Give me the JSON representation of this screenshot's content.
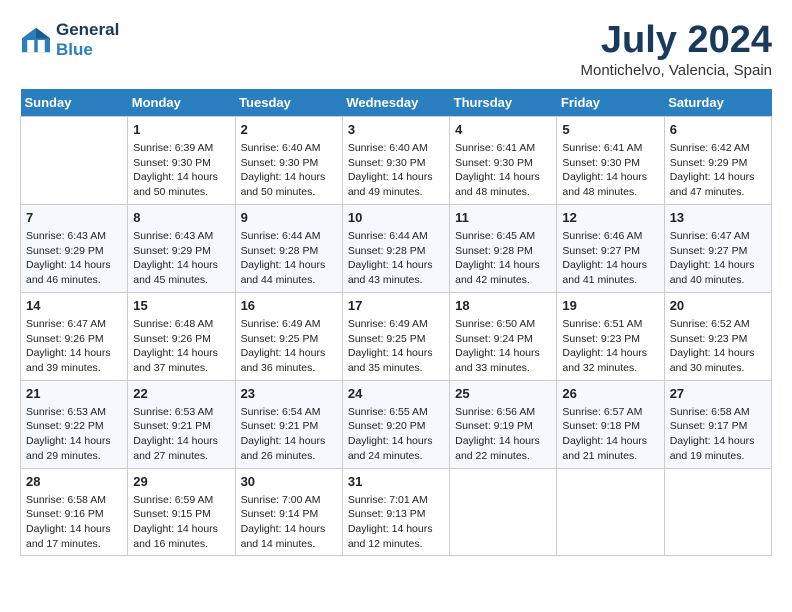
{
  "header": {
    "logo_line1": "General",
    "logo_line2": "Blue",
    "month_year": "July 2024",
    "location": "Montichelvo, Valencia, Spain"
  },
  "days_of_week": [
    "Sunday",
    "Monday",
    "Tuesday",
    "Wednesday",
    "Thursday",
    "Friday",
    "Saturday"
  ],
  "weeks": [
    [
      {
        "day": "",
        "info": ""
      },
      {
        "day": "1",
        "info": "Sunrise: 6:39 AM\nSunset: 9:30 PM\nDaylight: 14 hours\nand 50 minutes."
      },
      {
        "day": "2",
        "info": "Sunrise: 6:40 AM\nSunset: 9:30 PM\nDaylight: 14 hours\nand 50 minutes."
      },
      {
        "day": "3",
        "info": "Sunrise: 6:40 AM\nSunset: 9:30 PM\nDaylight: 14 hours\nand 49 minutes."
      },
      {
        "day": "4",
        "info": "Sunrise: 6:41 AM\nSunset: 9:30 PM\nDaylight: 14 hours\nand 48 minutes."
      },
      {
        "day": "5",
        "info": "Sunrise: 6:41 AM\nSunset: 9:30 PM\nDaylight: 14 hours\nand 48 minutes."
      },
      {
        "day": "6",
        "info": "Sunrise: 6:42 AM\nSunset: 9:29 PM\nDaylight: 14 hours\nand 47 minutes."
      }
    ],
    [
      {
        "day": "7",
        "info": "Sunrise: 6:43 AM\nSunset: 9:29 PM\nDaylight: 14 hours\nand 46 minutes."
      },
      {
        "day": "8",
        "info": "Sunrise: 6:43 AM\nSunset: 9:29 PM\nDaylight: 14 hours\nand 45 minutes."
      },
      {
        "day": "9",
        "info": "Sunrise: 6:44 AM\nSunset: 9:28 PM\nDaylight: 14 hours\nand 44 minutes."
      },
      {
        "day": "10",
        "info": "Sunrise: 6:44 AM\nSunset: 9:28 PM\nDaylight: 14 hours\nand 43 minutes."
      },
      {
        "day": "11",
        "info": "Sunrise: 6:45 AM\nSunset: 9:28 PM\nDaylight: 14 hours\nand 42 minutes."
      },
      {
        "day": "12",
        "info": "Sunrise: 6:46 AM\nSunset: 9:27 PM\nDaylight: 14 hours\nand 41 minutes."
      },
      {
        "day": "13",
        "info": "Sunrise: 6:47 AM\nSunset: 9:27 PM\nDaylight: 14 hours\nand 40 minutes."
      }
    ],
    [
      {
        "day": "14",
        "info": "Sunrise: 6:47 AM\nSunset: 9:26 PM\nDaylight: 14 hours\nand 39 minutes."
      },
      {
        "day": "15",
        "info": "Sunrise: 6:48 AM\nSunset: 9:26 PM\nDaylight: 14 hours\nand 37 minutes."
      },
      {
        "day": "16",
        "info": "Sunrise: 6:49 AM\nSunset: 9:25 PM\nDaylight: 14 hours\nand 36 minutes."
      },
      {
        "day": "17",
        "info": "Sunrise: 6:49 AM\nSunset: 9:25 PM\nDaylight: 14 hours\nand 35 minutes."
      },
      {
        "day": "18",
        "info": "Sunrise: 6:50 AM\nSunset: 9:24 PM\nDaylight: 14 hours\nand 33 minutes."
      },
      {
        "day": "19",
        "info": "Sunrise: 6:51 AM\nSunset: 9:23 PM\nDaylight: 14 hours\nand 32 minutes."
      },
      {
        "day": "20",
        "info": "Sunrise: 6:52 AM\nSunset: 9:23 PM\nDaylight: 14 hours\nand 30 minutes."
      }
    ],
    [
      {
        "day": "21",
        "info": "Sunrise: 6:53 AM\nSunset: 9:22 PM\nDaylight: 14 hours\nand 29 minutes."
      },
      {
        "day": "22",
        "info": "Sunrise: 6:53 AM\nSunset: 9:21 PM\nDaylight: 14 hours\nand 27 minutes."
      },
      {
        "day": "23",
        "info": "Sunrise: 6:54 AM\nSunset: 9:21 PM\nDaylight: 14 hours\nand 26 minutes."
      },
      {
        "day": "24",
        "info": "Sunrise: 6:55 AM\nSunset: 9:20 PM\nDaylight: 14 hours\nand 24 minutes."
      },
      {
        "day": "25",
        "info": "Sunrise: 6:56 AM\nSunset: 9:19 PM\nDaylight: 14 hours\nand 22 minutes."
      },
      {
        "day": "26",
        "info": "Sunrise: 6:57 AM\nSunset: 9:18 PM\nDaylight: 14 hours\nand 21 minutes."
      },
      {
        "day": "27",
        "info": "Sunrise: 6:58 AM\nSunset: 9:17 PM\nDaylight: 14 hours\nand 19 minutes."
      }
    ],
    [
      {
        "day": "28",
        "info": "Sunrise: 6:58 AM\nSunset: 9:16 PM\nDaylight: 14 hours\nand 17 minutes."
      },
      {
        "day": "29",
        "info": "Sunrise: 6:59 AM\nSunset: 9:15 PM\nDaylight: 14 hours\nand 16 minutes."
      },
      {
        "day": "30",
        "info": "Sunrise: 7:00 AM\nSunset: 9:14 PM\nDaylight: 14 hours\nand 14 minutes."
      },
      {
        "day": "31",
        "info": "Sunrise: 7:01 AM\nSunset: 9:13 PM\nDaylight: 14 hours\nand 12 minutes."
      },
      {
        "day": "",
        "info": ""
      },
      {
        "day": "",
        "info": ""
      },
      {
        "day": "",
        "info": ""
      }
    ]
  ]
}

☆ ☆ ☆ ☆

→ Short exercise: Repeat the records in full, exactly as they appear, without the pictures.

→ Output of the exercise:
Give me the JSON representation of this screenshot's content.
{
  "header": {
    "logo_line1": "General",
    "logo_line2": "Blue",
    "month_year": "July 2024",
    "location": "Montichelvo, Valencia, Spain"
  },
  "days_of_week": [
    "Sunday",
    "Monday",
    "Tuesday",
    "Wednesday",
    "Thursday",
    "Friday",
    "Saturday"
  ],
  "weeks": [
    [
      {
        "day": "",
        "info": ""
      },
      {
        "day": "1",
        "info": "Sunrise: 6:39 AM\nSunset: 9:30 PM\nDaylight: 14 hours\nand 50 minutes."
      },
      {
        "day": "2",
        "info": "Sunrise: 6:40 AM\nSunset: 9:30 PM\nDaylight: 14 hours\nand 50 minutes."
      },
      {
        "day": "3",
        "info": "Sunrise: 6:40 AM\nSunset: 9:30 PM\nDaylight: 14 hours\nand 49 minutes."
      },
      {
        "day": "4",
        "info": "Sunrise: 6:41 AM\nSunset: 9:30 PM\nDaylight: 14 hours\nand 48 minutes."
      },
      {
        "day": "5",
        "info": "Sunrise: 6:41 AM\nSunset: 9:30 PM\nDaylight: 14 hours\nand 48 minutes."
      },
      {
        "day": "6",
        "info": "Sunrise: 6:42 AM\nSunset: 9:29 PM\nDaylight: 14 hours\nand 47 minutes."
      }
    ],
    [
      {
        "day": "7",
        "info": "Sunrise: 6:43 AM\nSunset: 9:29 PM\nDaylight: 14 hours\nand 46 minutes."
      },
      {
        "day": "8",
        "info": "Sunrise: 6:43 AM\nSunset: 9:29 PM\nDaylight: 14 hours\nand 45 minutes."
      },
      {
        "day": "9",
        "info": "Sunrise: 6:44 AM\nSunset: 9:28 PM\nDaylight: 14 hours\nand 44 minutes."
      },
      {
        "day": "10",
        "info": "Sunrise: 6:44 AM\nSunset: 9:28 PM\nDaylight: 14 hours\nand 43 minutes."
      },
      {
        "day": "11",
        "info": "Sunrise: 6:45 AM\nSunset: 9:28 PM\nDaylight: 14 hours\nand 42 minutes."
      },
      {
        "day": "12",
        "info": "Sunrise: 6:46 AM\nSunset: 9:27 PM\nDaylight: 14 hours\nand 41 minutes."
      },
      {
        "day": "13",
        "info": "Sunrise: 6:47 AM\nSunset: 9:27 PM\nDaylight: 14 hours\nand 40 minutes."
      }
    ],
    [
      {
        "day": "14",
        "info": "Sunrise: 6:47 AM\nSunset: 9:26 PM\nDaylight: 14 hours\nand 39 minutes."
      },
      {
        "day": "15",
        "info": "Sunrise: 6:48 AM\nSunset: 9:26 PM\nDaylight: 14 hours\nand 37 minutes."
      },
      {
        "day": "16",
        "info": "Sunrise: 6:49 AM\nSunset: 9:25 PM\nDaylight: 14 hours\nand 36 minutes."
      },
      {
        "day": "17",
        "info": "Sunrise: 6:49 AM\nSunset: 9:25 PM\nDaylight: 14 hours\nand 35 minutes."
      },
      {
        "day": "18",
        "info": "Sunrise: 6:50 AM\nSunset: 9:24 PM\nDaylight: 14 hours\nand 33 minutes."
      },
      {
        "day": "19",
        "info": "Sunrise: 6:51 AM\nSunset: 9:23 PM\nDaylight: 14 hours\nand 32 minutes."
      },
      {
        "day": "20",
        "info": "Sunrise: 6:52 AM\nSunset: 9:23 PM\nDaylight: 14 hours\nand 30 minutes."
      }
    ],
    [
      {
        "day": "21",
        "info": "Sunrise: 6:53 AM\nSunset: 9:22 PM\nDaylight: 14 hours\nand 29 minutes."
      },
      {
        "day": "22",
        "info": "Sunrise: 6:53 AM\nSunset: 9:21 PM\nDaylight: 14 hours\nand 27 minutes."
      },
      {
        "day": "23",
        "info": "Sunrise: 6:54 AM\nSunset: 9:21 PM\nDaylight: 14 hours\nand 26 minutes."
      },
      {
        "day": "24",
        "info": "Sunrise: 6:55 AM\nSunset: 9:20 PM\nDaylight: 14 hours\nand 24 minutes."
      },
      {
        "day": "25",
        "info": "Sunrise: 6:56 AM\nSunset: 9:19 PM\nDaylight: 14 hours\nand 22 minutes."
      },
      {
        "day": "26",
        "info": "Sunrise: 6:57 AM\nSunset: 9:18 PM\nDaylight: 14 hours\nand 21 minutes."
      },
      {
        "day": "27",
        "info": "Sunrise: 6:58 AM\nSunset: 9:17 PM\nDaylight: 14 hours\nand 19 minutes."
      }
    ],
    [
      {
        "day": "28",
        "info": "Sunrise: 6:58 AM\nSunset: 9:16 PM\nDaylight: 14 hours\nand 17 minutes."
      },
      {
        "day": "29",
        "info": "Sunrise: 6:59 AM\nSunset: 9:15 PM\nDaylight: 14 hours\nand 16 minutes."
      },
      {
        "day": "30",
        "info": "Sunrise: 7:00 AM\nSunset: 9:14 PM\nDaylight: 14 hours\nand 14 minutes."
      },
      {
        "day": "31",
        "info": "Sunrise: 7:01 AM\nSunset: 9:13 PM\nDaylight: 14 hours\nand 12 minutes."
      },
      {
        "day": "",
        "info": ""
      },
      {
        "day": "",
        "info": ""
      },
      {
        "day": "",
        "info": ""
      }
    ]
  ]
}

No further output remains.